▸ Aim of the task
List each line of the data that holds the string "screenshot", please.
>> Start
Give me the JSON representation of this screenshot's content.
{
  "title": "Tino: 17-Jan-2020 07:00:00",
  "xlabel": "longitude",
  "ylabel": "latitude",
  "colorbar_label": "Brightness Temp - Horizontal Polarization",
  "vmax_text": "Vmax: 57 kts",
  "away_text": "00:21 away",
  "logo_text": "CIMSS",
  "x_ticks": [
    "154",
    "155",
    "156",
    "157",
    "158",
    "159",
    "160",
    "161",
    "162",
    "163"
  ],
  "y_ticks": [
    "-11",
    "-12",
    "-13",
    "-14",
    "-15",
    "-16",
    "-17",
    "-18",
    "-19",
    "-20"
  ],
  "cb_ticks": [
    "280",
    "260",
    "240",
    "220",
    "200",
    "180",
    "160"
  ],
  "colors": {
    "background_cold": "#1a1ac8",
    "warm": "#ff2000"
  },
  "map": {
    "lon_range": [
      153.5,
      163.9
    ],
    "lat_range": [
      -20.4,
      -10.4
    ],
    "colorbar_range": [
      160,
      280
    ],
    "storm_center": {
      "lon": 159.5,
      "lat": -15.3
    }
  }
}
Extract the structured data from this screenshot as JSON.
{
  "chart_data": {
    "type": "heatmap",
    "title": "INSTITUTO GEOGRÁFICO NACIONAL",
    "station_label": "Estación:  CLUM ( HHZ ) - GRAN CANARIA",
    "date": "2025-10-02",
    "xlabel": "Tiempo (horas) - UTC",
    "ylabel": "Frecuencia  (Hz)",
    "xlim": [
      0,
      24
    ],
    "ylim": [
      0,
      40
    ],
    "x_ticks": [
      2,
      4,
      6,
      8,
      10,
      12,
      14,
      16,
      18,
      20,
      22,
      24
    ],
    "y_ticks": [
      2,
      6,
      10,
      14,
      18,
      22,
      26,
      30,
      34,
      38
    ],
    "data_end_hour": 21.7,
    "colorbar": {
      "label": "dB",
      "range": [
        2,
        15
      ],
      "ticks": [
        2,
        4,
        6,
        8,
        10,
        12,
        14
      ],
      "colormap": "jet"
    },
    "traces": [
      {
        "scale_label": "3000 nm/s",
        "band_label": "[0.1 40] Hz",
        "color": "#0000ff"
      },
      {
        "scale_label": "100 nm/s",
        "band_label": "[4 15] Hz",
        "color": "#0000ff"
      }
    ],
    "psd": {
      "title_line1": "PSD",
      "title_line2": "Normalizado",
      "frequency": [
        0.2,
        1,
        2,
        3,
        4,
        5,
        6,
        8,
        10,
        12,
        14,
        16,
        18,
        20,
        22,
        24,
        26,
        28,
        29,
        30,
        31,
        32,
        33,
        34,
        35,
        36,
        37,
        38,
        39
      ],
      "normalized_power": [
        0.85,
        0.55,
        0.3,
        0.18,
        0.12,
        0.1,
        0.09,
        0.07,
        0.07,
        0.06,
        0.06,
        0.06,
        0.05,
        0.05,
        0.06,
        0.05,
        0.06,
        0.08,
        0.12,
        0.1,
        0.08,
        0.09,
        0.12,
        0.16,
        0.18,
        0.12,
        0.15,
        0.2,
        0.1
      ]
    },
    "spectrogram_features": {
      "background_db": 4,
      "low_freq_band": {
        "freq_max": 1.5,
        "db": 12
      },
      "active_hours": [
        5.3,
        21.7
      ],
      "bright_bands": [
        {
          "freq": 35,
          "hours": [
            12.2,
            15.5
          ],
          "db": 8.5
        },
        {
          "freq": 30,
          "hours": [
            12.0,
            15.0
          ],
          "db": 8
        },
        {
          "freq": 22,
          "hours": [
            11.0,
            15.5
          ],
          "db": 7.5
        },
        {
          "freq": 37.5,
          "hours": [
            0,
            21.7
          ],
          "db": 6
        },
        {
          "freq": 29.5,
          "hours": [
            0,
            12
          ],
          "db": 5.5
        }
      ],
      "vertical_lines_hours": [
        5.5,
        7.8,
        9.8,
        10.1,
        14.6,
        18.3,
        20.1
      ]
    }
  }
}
>> End
▸ The output
Give me the JSON representation of this screenshot's content.
Extract the structured data from this screenshot as JSON.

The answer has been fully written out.